§ TASK REQUIREMENTS
An exact reproduction of the data below is the required answer.

§ SUPPLIED DATA
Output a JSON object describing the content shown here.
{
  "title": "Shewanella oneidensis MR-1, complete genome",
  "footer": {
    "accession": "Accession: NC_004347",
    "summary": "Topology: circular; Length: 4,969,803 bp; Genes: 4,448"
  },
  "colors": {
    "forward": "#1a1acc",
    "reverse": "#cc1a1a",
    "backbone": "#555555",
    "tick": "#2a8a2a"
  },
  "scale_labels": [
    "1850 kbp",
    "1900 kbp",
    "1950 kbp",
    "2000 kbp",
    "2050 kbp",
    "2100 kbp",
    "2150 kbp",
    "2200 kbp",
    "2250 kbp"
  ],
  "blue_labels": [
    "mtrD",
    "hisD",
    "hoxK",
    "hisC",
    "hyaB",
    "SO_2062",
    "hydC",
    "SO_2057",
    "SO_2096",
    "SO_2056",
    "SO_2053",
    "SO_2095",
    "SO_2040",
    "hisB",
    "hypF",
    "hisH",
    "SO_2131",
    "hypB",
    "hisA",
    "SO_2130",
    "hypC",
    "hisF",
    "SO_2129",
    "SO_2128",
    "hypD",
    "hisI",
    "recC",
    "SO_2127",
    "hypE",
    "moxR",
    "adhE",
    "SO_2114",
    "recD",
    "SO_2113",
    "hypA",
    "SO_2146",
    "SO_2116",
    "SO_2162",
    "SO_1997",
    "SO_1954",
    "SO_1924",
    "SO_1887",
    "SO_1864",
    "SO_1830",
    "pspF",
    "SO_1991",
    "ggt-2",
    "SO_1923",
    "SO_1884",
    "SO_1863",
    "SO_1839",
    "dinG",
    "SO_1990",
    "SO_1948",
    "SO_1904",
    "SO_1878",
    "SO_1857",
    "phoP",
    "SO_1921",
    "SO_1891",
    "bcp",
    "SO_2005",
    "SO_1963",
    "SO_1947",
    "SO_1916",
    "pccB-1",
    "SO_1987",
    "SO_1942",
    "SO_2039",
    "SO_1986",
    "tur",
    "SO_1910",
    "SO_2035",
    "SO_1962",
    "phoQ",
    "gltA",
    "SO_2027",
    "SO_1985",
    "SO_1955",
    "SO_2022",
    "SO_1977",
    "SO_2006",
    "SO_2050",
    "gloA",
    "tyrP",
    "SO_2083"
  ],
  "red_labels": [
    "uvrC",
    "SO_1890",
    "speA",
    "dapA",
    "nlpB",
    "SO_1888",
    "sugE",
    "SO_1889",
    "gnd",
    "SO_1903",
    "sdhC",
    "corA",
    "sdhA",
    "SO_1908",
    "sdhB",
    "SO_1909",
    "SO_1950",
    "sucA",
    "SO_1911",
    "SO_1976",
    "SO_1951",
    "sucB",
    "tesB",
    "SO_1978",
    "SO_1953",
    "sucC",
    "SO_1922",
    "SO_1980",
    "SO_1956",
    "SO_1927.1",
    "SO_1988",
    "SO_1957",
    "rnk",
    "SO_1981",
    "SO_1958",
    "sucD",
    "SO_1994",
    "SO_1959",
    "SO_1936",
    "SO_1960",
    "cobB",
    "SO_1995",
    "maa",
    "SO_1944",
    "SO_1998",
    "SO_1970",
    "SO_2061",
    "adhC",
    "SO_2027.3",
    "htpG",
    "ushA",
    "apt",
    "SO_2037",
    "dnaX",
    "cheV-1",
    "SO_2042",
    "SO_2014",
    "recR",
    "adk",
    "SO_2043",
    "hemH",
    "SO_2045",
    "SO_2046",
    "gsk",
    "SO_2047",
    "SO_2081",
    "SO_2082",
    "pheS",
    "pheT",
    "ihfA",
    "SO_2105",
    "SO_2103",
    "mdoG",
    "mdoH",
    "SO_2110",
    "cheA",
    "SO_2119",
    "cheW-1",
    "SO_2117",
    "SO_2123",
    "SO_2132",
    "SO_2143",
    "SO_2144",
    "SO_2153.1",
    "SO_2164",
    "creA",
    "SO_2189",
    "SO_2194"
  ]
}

§ TASK RESPONSE
Output a JSON object describing the content shown here.
{
  "title": "Shewanella oneidensis MR-1, complete genome",
  "footer": {
    "accession": "Accession: NC_004347",
    "summary": "Topology: circular; Length: 4,969,803 bp; Genes: 4,448"
  },
  "colors": {
    "forward": "#1a1acc",
    "reverse": "#cc1a1a",
    "backbone": "#555555",
    "tick": "#2a8a2a"
  },
  "scale_labels": [
    "1850 kbp",
    "1900 kbp",
    "1950 kbp",
    "2000 kbp",
    "2050 kbp",
    "2100 kbp",
    "2150 kbp",
    "2200 kbp",
    "2250 kbp"
  ],
  "blue_labels": [
    "mtrD",
    "hisD",
    "hoxK",
    "hisC",
    "hyaB",
    "SO_2062",
    "hydC",
    "SO_2057",
    "SO_2096",
    "SO_2056",
    "SO_2053",
    "SO_2095",
    "SO_2040",
    "hisB",
    "hypF",
    "hisH",
    "SO_2131",
    "hypB",
    "hisA",
    "SO_2130",
    "hypC",
    "hisF",
    "SO_2129",
    "SO_2128",
    "hypD",
    "hisI",
    "recC",
    "SO_2127",
    "hypE",
    "moxR",
    "adhE",
    "SO_2114",
    "recD",
    "SO_2113",
    "hypA",
    "SO_2146",
    "SO_2116",
    "SO_2162",
    "SO_1997",
    "SO_1954",
    "SO_1924",
    "SO_1887",
    "SO_1864",
    "SO_1830",
    "pspF",
    "SO_1991",
    "ggt-2",
    "SO_1923",
    "SO_1884",
    "SO_1863",
    "SO_1839",
    "dinG",
    "SO_1990",
    "SO_1948",
    "SO_1904",
    "SO_1878",
    "SO_1857",
    "phoP",
    "SO_1921",
    "SO_1891",
    "bcp",
    "SO_2005",
    "SO_1963",
    "SO_1947",
    "SO_1916",
    "pccB-1",
    "SO_1987",
    "SO_1942",
    "SO_2039",
    "SO_1986",
    "tur",
    "SO_1910",
    "SO_2035",
    "SO_1962",
    "phoQ",
    "gltA",
    "SO_2027",
    "SO_1985",
    "SO_1955",
    "SO_2022",
    "SO_1977",
    "SO_2006",
    "SO_2050",
    "gloA",
    "tyrP",
    "SO_2083"
  ],
  "red_labels": [
    "uvrC",
    "SO_1890",
    "speA",
    "dapA",
    "nlpB",
    "SO_1888",
    "sugE",
    "SO_1889",
    "gnd",
    "SO_1903",
    "sdhC",
    "corA",
    "sdhA",
    "SO_1908",
    "sdhB",
    "SO_1909",
    "SO_1950",
    "sucA",
    "SO_1911",
    "SO_1976",
    "SO_1951",
    "sucB",
    "tesB",
    "SO_1978",
    "SO_1953",
    "sucC",
    "SO_1922",
    "SO_1980",
    "SO_1956",
    "SO_1927.1",
    "SO_1988",
    "SO_1957",
    "rnk",
    "SO_1981",
    "SO_1958",
    "sucD",
    "SO_1994",
    "SO_1959",
    "SO_1936",
    "SO_1960",
    "cobB",
    "SO_1995",
    "maa",
    "SO_1944",
    "SO_1998",
    "SO_1970",
    "SO_2061",
    "adhC",
    "SO_2027.3",
    "htpG",
    "ushA",
    "apt",
    "SO_2037",
    "dnaX",
    "cheV-1",
    "SO_2042",
    "SO_2014",
    "recR",
    "adk",
    "SO_2043",
    "hemH",
    "SO_2045",
    "SO_2046",
    "gsk",
    "SO_2047",
    "SO_2081",
    "SO_2082",
    "pheS",
    "pheT",
    "ihfA",
    "SO_2105",
    "SO_2103",
    "mdoG",
    "mdoH",
    "SO_2110",
    "cheA",
    "SO_2119",
    "cheW-1",
    "SO_2117",
    "SO_2123",
    "SO_2132",
    "SO_2143",
    "SO_2144",
    "SO_2153.1",
    "SO_2164",
    "creA",
    "SO_2189",
    "SO_2194"
  ]
}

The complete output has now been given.